Wherever the word "Propriétés" appears in a line, copy that line.
---- INFORMATION SUPPLIED
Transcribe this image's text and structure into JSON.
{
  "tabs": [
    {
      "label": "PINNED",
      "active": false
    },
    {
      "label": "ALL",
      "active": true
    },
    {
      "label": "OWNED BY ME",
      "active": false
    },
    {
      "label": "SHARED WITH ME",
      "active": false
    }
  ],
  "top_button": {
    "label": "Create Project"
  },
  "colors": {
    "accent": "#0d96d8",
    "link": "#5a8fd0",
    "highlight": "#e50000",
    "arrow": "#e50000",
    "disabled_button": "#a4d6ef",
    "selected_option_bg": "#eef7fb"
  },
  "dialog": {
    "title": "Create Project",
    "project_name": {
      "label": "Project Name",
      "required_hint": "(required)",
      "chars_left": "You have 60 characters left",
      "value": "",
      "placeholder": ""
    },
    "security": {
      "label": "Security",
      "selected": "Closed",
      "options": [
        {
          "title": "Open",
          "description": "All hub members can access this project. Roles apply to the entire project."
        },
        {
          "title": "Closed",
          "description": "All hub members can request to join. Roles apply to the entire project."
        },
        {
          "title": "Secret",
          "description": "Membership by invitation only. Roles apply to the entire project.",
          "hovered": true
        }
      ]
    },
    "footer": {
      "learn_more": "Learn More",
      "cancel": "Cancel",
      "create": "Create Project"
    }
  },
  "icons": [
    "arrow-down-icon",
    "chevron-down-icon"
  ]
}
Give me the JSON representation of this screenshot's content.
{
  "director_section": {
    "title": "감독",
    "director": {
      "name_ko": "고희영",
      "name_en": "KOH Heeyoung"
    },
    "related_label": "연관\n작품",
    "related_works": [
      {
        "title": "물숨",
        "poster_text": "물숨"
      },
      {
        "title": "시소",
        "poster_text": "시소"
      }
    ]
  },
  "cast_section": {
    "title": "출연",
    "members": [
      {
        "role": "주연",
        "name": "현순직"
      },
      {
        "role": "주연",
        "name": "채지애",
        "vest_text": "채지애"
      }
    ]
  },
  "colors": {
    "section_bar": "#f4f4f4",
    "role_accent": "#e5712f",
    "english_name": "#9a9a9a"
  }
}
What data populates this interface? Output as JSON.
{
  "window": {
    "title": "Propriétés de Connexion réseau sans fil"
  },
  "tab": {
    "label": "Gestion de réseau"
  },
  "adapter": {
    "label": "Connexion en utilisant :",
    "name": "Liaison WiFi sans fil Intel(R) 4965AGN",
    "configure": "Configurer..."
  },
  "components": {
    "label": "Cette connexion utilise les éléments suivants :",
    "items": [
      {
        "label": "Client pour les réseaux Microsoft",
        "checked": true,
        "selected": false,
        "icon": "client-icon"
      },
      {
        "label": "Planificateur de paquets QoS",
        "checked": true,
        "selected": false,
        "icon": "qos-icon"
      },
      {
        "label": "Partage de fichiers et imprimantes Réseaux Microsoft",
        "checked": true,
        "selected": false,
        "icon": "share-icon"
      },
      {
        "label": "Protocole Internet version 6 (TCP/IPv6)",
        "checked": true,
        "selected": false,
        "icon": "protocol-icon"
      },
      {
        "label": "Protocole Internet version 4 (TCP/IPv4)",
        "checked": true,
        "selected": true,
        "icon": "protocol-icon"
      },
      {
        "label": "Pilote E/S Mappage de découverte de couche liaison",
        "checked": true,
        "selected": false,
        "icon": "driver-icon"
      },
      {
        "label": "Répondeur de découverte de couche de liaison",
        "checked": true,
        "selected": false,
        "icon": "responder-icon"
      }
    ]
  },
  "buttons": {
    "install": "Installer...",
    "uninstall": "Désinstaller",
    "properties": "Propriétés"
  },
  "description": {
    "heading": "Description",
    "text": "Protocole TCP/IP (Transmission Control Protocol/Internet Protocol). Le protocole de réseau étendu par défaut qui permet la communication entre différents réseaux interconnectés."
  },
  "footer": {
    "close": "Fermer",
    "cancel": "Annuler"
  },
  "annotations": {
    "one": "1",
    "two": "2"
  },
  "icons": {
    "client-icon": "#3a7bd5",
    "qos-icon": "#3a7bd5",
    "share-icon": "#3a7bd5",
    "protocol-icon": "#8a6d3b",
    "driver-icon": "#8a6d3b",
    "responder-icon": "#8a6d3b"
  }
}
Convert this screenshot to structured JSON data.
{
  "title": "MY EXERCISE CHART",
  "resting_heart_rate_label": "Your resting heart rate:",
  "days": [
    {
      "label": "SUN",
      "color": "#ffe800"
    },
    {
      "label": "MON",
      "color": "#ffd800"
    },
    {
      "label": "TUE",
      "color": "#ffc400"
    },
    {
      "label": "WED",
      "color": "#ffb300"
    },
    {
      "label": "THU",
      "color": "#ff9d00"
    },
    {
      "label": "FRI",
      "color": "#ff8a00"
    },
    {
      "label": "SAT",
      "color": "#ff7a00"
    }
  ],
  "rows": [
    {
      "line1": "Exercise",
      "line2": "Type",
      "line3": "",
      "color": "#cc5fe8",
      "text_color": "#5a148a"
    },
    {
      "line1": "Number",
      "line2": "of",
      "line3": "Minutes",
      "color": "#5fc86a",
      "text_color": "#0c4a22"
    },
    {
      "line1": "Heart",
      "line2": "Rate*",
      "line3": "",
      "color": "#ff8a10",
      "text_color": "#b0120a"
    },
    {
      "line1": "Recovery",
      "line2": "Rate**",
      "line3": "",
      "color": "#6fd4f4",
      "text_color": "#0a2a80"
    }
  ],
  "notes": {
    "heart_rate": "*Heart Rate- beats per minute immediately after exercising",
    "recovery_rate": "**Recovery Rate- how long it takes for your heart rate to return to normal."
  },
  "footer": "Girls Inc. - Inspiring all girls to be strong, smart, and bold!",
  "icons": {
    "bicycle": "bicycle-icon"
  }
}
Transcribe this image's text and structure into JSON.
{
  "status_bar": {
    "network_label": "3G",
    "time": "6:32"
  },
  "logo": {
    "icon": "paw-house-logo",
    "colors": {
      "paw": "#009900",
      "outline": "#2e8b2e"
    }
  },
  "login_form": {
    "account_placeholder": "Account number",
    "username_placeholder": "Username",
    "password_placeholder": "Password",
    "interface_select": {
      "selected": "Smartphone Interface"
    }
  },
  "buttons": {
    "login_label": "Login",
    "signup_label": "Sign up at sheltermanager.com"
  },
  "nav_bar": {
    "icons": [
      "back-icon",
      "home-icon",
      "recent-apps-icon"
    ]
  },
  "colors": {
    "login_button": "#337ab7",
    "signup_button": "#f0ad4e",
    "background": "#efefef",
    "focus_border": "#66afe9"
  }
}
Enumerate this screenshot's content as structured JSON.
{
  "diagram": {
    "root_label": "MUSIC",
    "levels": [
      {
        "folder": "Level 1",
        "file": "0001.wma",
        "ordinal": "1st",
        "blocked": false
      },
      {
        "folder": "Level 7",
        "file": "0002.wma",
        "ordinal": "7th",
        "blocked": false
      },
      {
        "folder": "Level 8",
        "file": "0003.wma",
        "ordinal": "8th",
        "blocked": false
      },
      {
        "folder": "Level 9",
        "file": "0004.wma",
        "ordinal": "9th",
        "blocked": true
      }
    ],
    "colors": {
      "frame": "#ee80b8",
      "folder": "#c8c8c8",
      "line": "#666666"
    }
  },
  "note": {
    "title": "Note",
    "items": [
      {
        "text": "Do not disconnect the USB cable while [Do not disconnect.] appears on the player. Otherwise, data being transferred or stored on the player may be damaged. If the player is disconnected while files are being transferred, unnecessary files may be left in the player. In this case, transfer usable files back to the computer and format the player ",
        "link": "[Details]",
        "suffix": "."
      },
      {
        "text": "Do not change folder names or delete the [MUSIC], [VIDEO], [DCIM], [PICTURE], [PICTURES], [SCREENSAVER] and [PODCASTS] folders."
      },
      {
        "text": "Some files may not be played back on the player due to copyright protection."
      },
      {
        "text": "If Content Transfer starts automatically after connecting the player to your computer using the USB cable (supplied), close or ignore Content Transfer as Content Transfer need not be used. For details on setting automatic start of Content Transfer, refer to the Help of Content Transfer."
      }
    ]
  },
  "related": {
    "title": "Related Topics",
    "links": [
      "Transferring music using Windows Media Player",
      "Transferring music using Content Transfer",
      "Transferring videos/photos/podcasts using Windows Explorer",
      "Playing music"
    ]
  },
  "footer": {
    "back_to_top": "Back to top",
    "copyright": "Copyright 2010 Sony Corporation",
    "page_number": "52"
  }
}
--------
SOLUTION:
    "title": "Propriétés de Connexion réseau sans fil"
    "properties": "Propriétés"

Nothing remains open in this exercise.